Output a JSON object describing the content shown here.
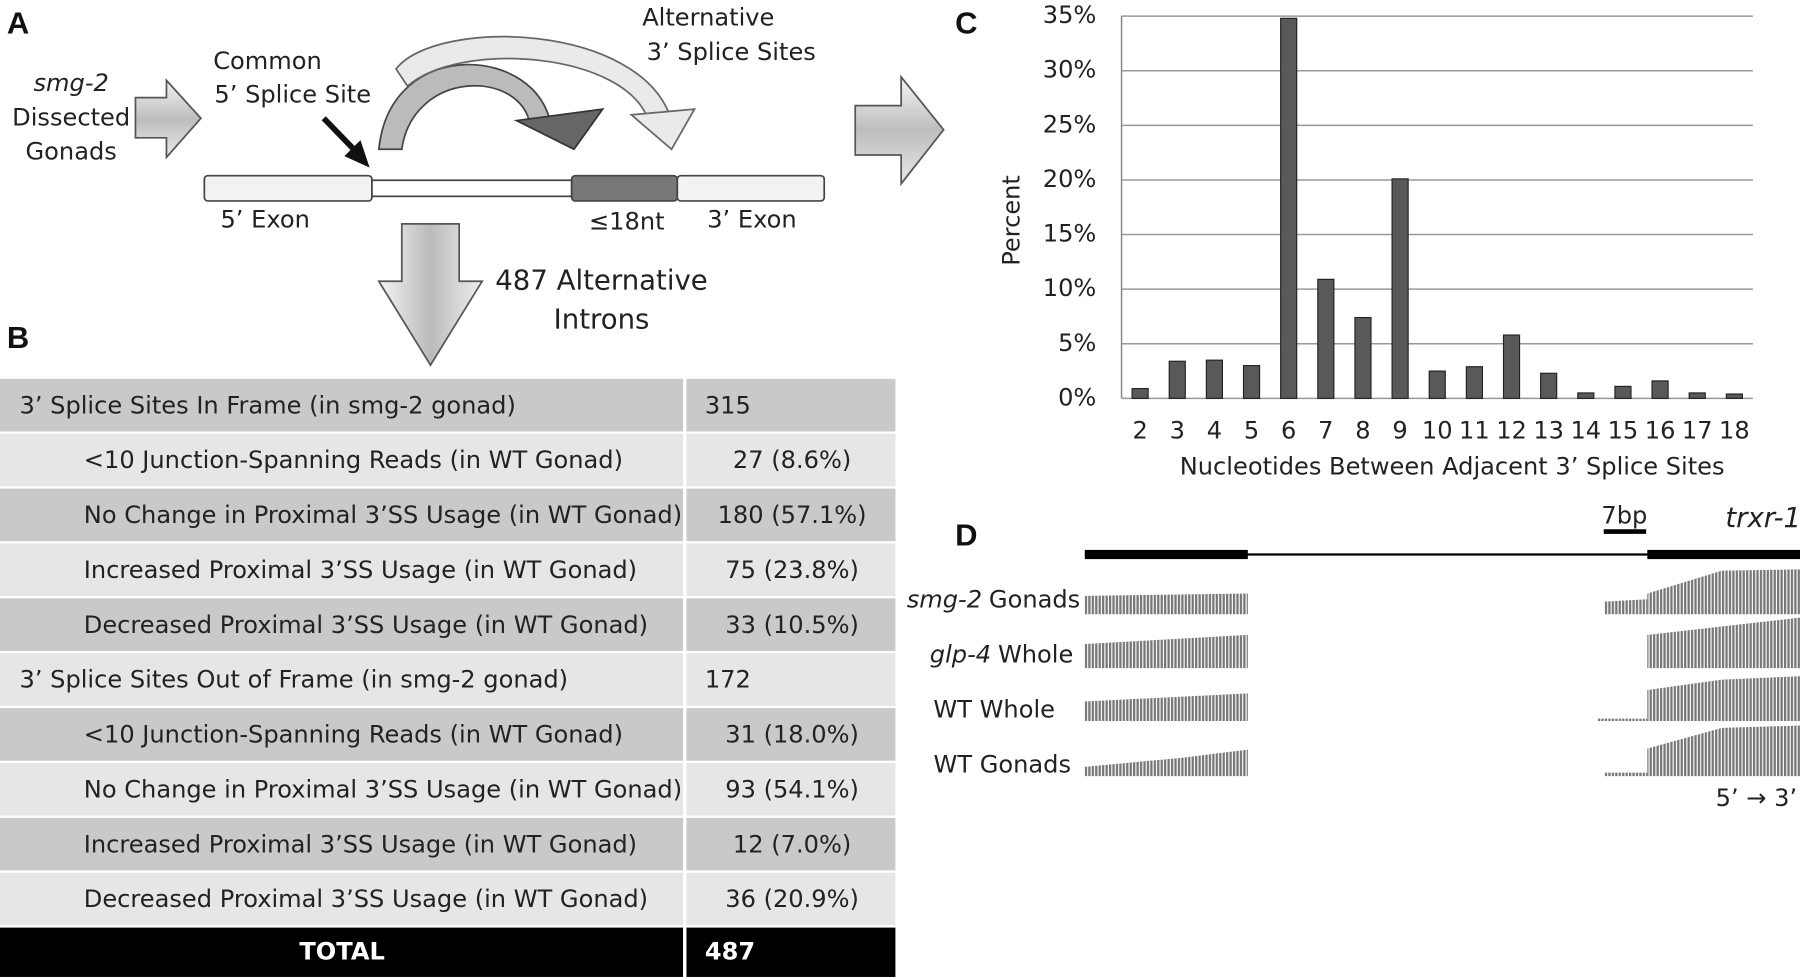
{
  "panel_a": {
    "letter": "A",
    "input_italic": "smg-2",
    "input_lines": [
      "Dissected",
      "Gonads"
    ],
    "common_site": [
      "Common",
      "5’ Splice Site"
    ],
    "alt_sites": [
      "Alternative",
      "3’ Splice Sites"
    ],
    "exon5": "5’ Exon",
    "spacer": "≤18nt",
    "exon3": "3’ Exon",
    "result": [
      "487 Alternative",
      "Introns"
    ]
  },
  "table": {
    "letter": "B",
    "rows": [
      [
        "3’ Splice Sites In Frame (in smg-2 gonad)",
        "315"
      ],
      [
        "<10 Junction-Spanning Reads (in WT Gonad)",
        "27 (8.6%)"
      ],
      [
        "No Change in Proximal 3’SS Usage (in WT Gonad)",
        "180 (57.1%)"
      ],
      [
        "Increased Proximal 3’SS Usage (in WT Gonad)",
        "75 (23.8%)"
      ],
      [
        "Decreased Proximal 3’SS Usage (in WT Gonad)",
        "33 (10.5%)"
      ],
      [
        "3’ Splice Sites Out of Frame (in smg-2 gonad)",
        "172"
      ],
      [
        "<10 Junction-Spanning Reads (in WT Gonad)",
        "31 (18.0%)"
      ],
      [
        "No Change in Proximal 3’SS Usage (in WT Gonad)",
        "93 (54.1%)"
      ],
      [
        "Increased Proximal 3’SS Usage (in WT Gonad)",
        "12 (7.0%)"
      ],
      [
        "Decreased Proximal 3’SS Usage (in WT Gonad)",
        "36 (20.9%)"
      ]
    ],
    "total": [
      "TOTAL",
      "487"
    ]
  },
  "chart_data": {
    "type": "bar",
    "letter": "C",
    "ylabel": "Percent",
    "xlabel": "Nucleotides Between Adjacent 3’ Splice Sites",
    "color": "#595959",
    "grid": true,
    "categories": [
      "2",
      "3",
      "4",
      "5",
      "6",
      "7",
      "8",
      "9",
      "10",
      "11",
      "12",
      "13",
      "14",
      "15",
      "16",
      "17",
      "18"
    ],
    "values": [
      0.9,
      3.4,
      3.5,
      3.0,
      34.8,
      10.9,
      7.4,
      20.1,
      2.5,
      2.9,
      5.8,
      2.3,
      0.5,
      1.1,
      1.6,
      0.5,
      0.4
    ],
    "ylim": [
      0,
      35
    ],
    "yticks": [
      {
        "value": 0,
        "label": "0%"
      },
      {
        "value": 5,
        "label": "5%"
      },
      {
        "value": 10,
        "label": "10%"
      },
      {
        "value": 15,
        "label": "15%"
      },
      {
        "value": 20,
        "label": "20%"
      },
      {
        "value": 25,
        "label": "25%"
      },
      {
        "value": 30,
        "label": "30%"
      },
      {
        "value": 35,
        "label": "35%"
      }
    ]
  },
  "panel_d": {
    "letter": "D",
    "scale": "7bp",
    "gene": "trxr-1",
    "tracks": [
      {
        "italic": "smg-2",
        "rest": "Gonads"
      },
      {
        "italic": "glp-4",
        "rest": "Whole"
      },
      {
        "italic": null,
        "rest": "WT Whole"
      },
      {
        "italic": null,
        "rest": "WT Gonads"
      }
    ],
    "direction": "5’ → 3’"
  }
}
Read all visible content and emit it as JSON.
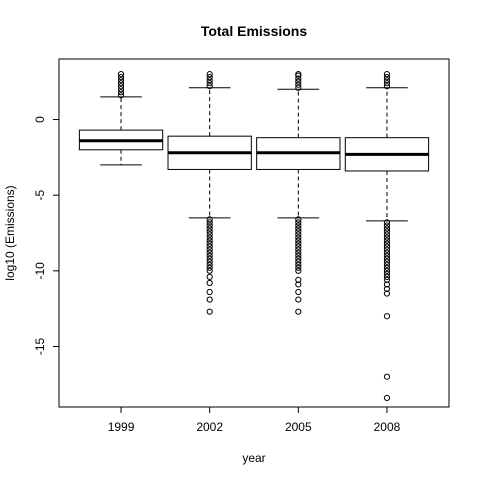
{
  "chart_data": {
    "type": "boxplot",
    "title": "Total Emissions",
    "xlabel": "year",
    "ylabel": "log10 (Emissions)",
    "ylim": [
      -19,
      4
    ],
    "yticks": [
      0,
      -5,
      -10,
      -15
    ],
    "categories": [
      "1999",
      "2002",
      "2005",
      "2008"
    ],
    "boxes": [
      {
        "category": "1999",
        "q1": -2.0,
        "median": -1.4,
        "q3": -0.7,
        "whisker_low": -3.0,
        "whisker_high": 1.5,
        "outliers_high": [
          1.6,
          1.8,
          2.0,
          2.2,
          2.4,
          2.6,
          2.8,
          3.0
        ],
        "outliers_low": []
      },
      {
        "category": "2002",
        "q1": -3.3,
        "median": -2.2,
        "q3": -1.1,
        "whisker_low": -6.5,
        "whisker_high": 2.1,
        "outliers_high": [
          2.2,
          2.4,
          2.6,
          2.8,
          3.0
        ],
        "outliers_low": [
          -6.6,
          -6.8,
          -7.0,
          -7.2,
          -7.4,
          -7.6,
          -7.8,
          -8.0,
          -8.2,
          -8.4,
          -8.6,
          -8.8,
          -9.0,
          -9.2,
          -9.4,
          -9.6,
          -9.8,
          -10.0,
          -10.4,
          -10.8,
          -11.4,
          -11.9,
          -12.7
        ]
      },
      {
        "category": "2005",
        "q1": -3.3,
        "median": -2.2,
        "q3": -1.2,
        "whisker_low": -6.5,
        "whisker_high": 2.0,
        "outliers_high": [
          2.1,
          2.3,
          2.5,
          2.7,
          2.9,
          3.0
        ],
        "outliers_low": [
          -6.6,
          -6.8,
          -7.0,
          -7.2,
          -7.4,
          -7.6,
          -7.8,
          -8.0,
          -8.2,
          -8.4,
          -8.6,
          -8.8,
          -9.0,
          -9.2,
          -9.4,
          -9.6,
          -9.8,
          -10.0,
          -10.6,
          -10.9,
          -11.4,
          -11.9,
          -12.7
        ]
      },
      {
        "category": "2008",
        "q1": -3.4,
        "median": -2.3,
        "q3": -1.2,
        "whisker_low": -6.7,
        "whisker_high": 2.1,
        "outliers_high": [
          2.2,
          2.4,
          2.6,
          2.8,
          3.0
        ],
        "outliers_low": [
          -6.8,
          -7.0,
          -7.2,
          -7.4,
          -7.6,
          -7.8,
          -8.0,
          -8.2,
          -8.4,
          -8.6,
          -8.8,
          -9.0,
          -9.2,
          -9.4,
          -9.6,
          -9.8,
          -10.0,
          -10.2,
          -10.4,
          -10.6,
          -10.9,
          -11.2,
          -11.5,
          -13.0,
          -17.0,
          -18.4
        ]
      }
    ],
    "grid": false,
    "legend": "none"
  }
}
────
REQUEST
Output an exact copy of the material, with the pictures removed.

COMPLETE OUTPUT
Output a JSON object describing the content shown here.
{
  "panel_a": {
    "letter": "A",
    "input_italic": "smg-2",
    "input_lines": [
      "Dissected",
      "Gonads"
    ],
    "common_site": [
      "Common",
      "5’ Splice Site"
    ],
    "alt_sites": [
      "Alternative",
      "3’ Splice Sites"
    ],
    "exon5": "5’ Exon",
    "spacer": "≤18nt",
    "exon3": "3’ Exon",
    "result": [
      "487 Alternative",
      "Introns"
    ]
  },
  "table": {
    "letter": "B",
    "rows": [
      [
        "3’ Splice Sites In Frame (in smg-2 gonad)",
        "315"
      ],
      [
        "<10 Junction-Spanning Reads (in WT Gonad)",
        "27 (8.6%)"
      ],
      [
        "No Change in Proximal 3’SS Usage (in WT Gonad)",
        "180 (57.1%)"
      ],
      [
        "Increased Proximal 3’SS Usage (in WT Gonad)",
        "75 (23.8%)"
      ],
      [
        "Decreased Proximal 3’SS Usage (in WT Gonad)",
        "33 (10.5%)"
      ],
      [
        "3’ Splice Sites Out of Frame (in smg-2 gonad)",
        "172"
      ],
      [
        "<10 Junction-Spanning Reads (in WT Gonad)",
        "31 (18.0%)"
      ],
      [
        "No Change in Proximal 3’SS Usage (in WT Gonad)",
        "93 (54.1%)"
      ],
      [
        "Increased Proximal 3’SS Usage (in WT Gonad)",
        "12 (7.0%)"
      ],
      [
        "Decreased Proximal 3’SS Usage (in WT Gonad)",
        "36 (20.9%)"
      ]
    ],
    "total": [
      "TOTAL",
      "487"
    ]
  },
  "chart_data": {
    "type": "bar",
    "letter": "C",
    "ylabel": "Percent",
    "xlabel": "Nucleotides Between Adjacent 3’ Splice Sites",
    "color": "#595959",
    "grid": true,
    "categories": [
      "2",
      "3",
      "4",
      "5",
      "6",
      "7",
      "8",
      "9",
      "10",
      "11",
      "12",
      "13",
      "14",
      "15",
      "16",
      "17",
      "18"
    ],
    "values": [
      0.9,
      3.4,
      3.5,
      3.0,
      34.8,
      10.9,
      7.4,
      20.1,
      2.5,
      2.9,
      5.8,
      2.3,
      0.5,
      1.1,
      1.6,
      0.5,
      0.4
    ],
    "ylim": [
      0,
      35
    ],
    "yticks": [
      {
        "value": 0,
        "label": "0%"
      },
      {
        "value": 5,
        "label": "5%"
      },
      {
        "value": 10,
        "label": "10%"
      },
      {
        "value": 15,
        "label": "15%"
      },
      {
        "value": 20,
        "label": "20%"
      },
      {
        "value": 25,
        "label": "25%"
      },
      {
        "value": 30,
        "label": "30%"
      },
      {
        "value": 35,
        "label": "35%"
      }
    ]
  },
  "panel_d": {
    "letter": "D",
    "scale": "7bp",
    "gene": "trxr-1",
    "tracks": [
      {
        "italic": "smg-2",
        "rest": "Gonads"
      },
      {
        "italic": "glp-4",
        "rest": "Whole"
      },
      {
        "italic": null,
        "rest": "WT Whole"
      },
      {
        "italic": null,
        "rest": "WT Gonads"
      }
    ],
    "direction": "5’ → 3’"
  }
}
Read all visible content and emit it as JSON.
{
  "chart_data": {
    "type": "boxplot",
    "title": "Total Emissions",
    "xlabel": "year",
    "ylabel": "log10 (Emissions)",
    "ylim": [
      -19,
      4
    ],
    "yticks": [
      0,
      -5,
      -10,
      -15
    ],
    "categories": [
      "1999",
      "2002",
      "2005",
      "2008"
    ],
    "boxes": [
      {
        "category": "1999",
        "q1": -2.0,
        "median": -1.4,
        "q3": -0.7,
        "whisker_low": -3.0,
        "whisker_high": 1.5,
        "outliers_high": [
          1.6,
          1.8,
          2.0,
          2.2,
          2.4,
          2.6,
          2.8,
          3.0
        ],
        "outliers_low": []
      },
      {
        "category": "2002",
        "q1": -3.3,
        "median": -2.2,
        "q3": -1.1,
        "whisker_low": -6.5,
        "whisker_high": 2.1,
        "outliers_high": [
          2.2,
          2.4,
          2.6,
          2.8,
          3.0
        ],
        "outliers_low": [
          -6.6,
          -6.8,
          -7.0,
          -7.2,
          -7.4,
          -7.6,
          -7.8,
          -8.0,
          -8.2,
          -8.4,
          -8.6,
          -8.8,
          -9.0,
          -9.2,
          -9.4,
          -9.6,
          -9.8,
          -10.0,
          -10.4,
          -10.8,
          -11.4,
          -11.9,
          -12.7
        ]
      },
      {
        "category": "2005",
        "q1": -3.3,
        "median": -2.2,
        "q3": -1.2,
        "whisker_low": -6.5,
        "whisker_high": 2.0,
        "outliers_high": [
          2.1,
          2.3,
          2.5,
          2.7,
          2.9,
          3.0
        ],
        "outliers_low": [
          -6.6,
          -6.8,
          -7.0,
          -7.2,
          -7.4,
          -7.6,
          -7.8,
          -8.0,
          -8.2,
          -8.4,
          -8.6,
          -8.8,
          -9.0,
          -9.2,
          -9.4,
          -9.6,
          -9.8,
          -10.0,
          -10.6,
          -10.9,
          -11.4,
          -11.9,
          -12.7
        ]
      },
      {
        "category": "2008",
        "q1": -3.4,
        "median": -2.3,
        "q3": -1.2,
        "whisker_low": -6.7,
        "whisker_high": 2.1,
        "outliers_high": [
          2.2,
          2.4,
          2.6,
          2.8,
          3.0
        ],
        "outliers_low": [
          -6.8,
          -7.0,
          -7.2,
          -7.4,
          -7.6,
          -7.8,
          -8.0,
          -8.2,
          -8.4,
          -8.6,
          -8.8,
          -9.0,
          -9.2,
          -9.4,
          -9.6,
          -9.8,
          -10.0,
          -10.2,
          -10.4,
          -10.6,
          -10.9,
          -11.2,
          -11.5,
          -13.0,
          -17.0,
          -18.4
        ]
      }
    ],
    "grid": false,
    "legend": "none"
  }
}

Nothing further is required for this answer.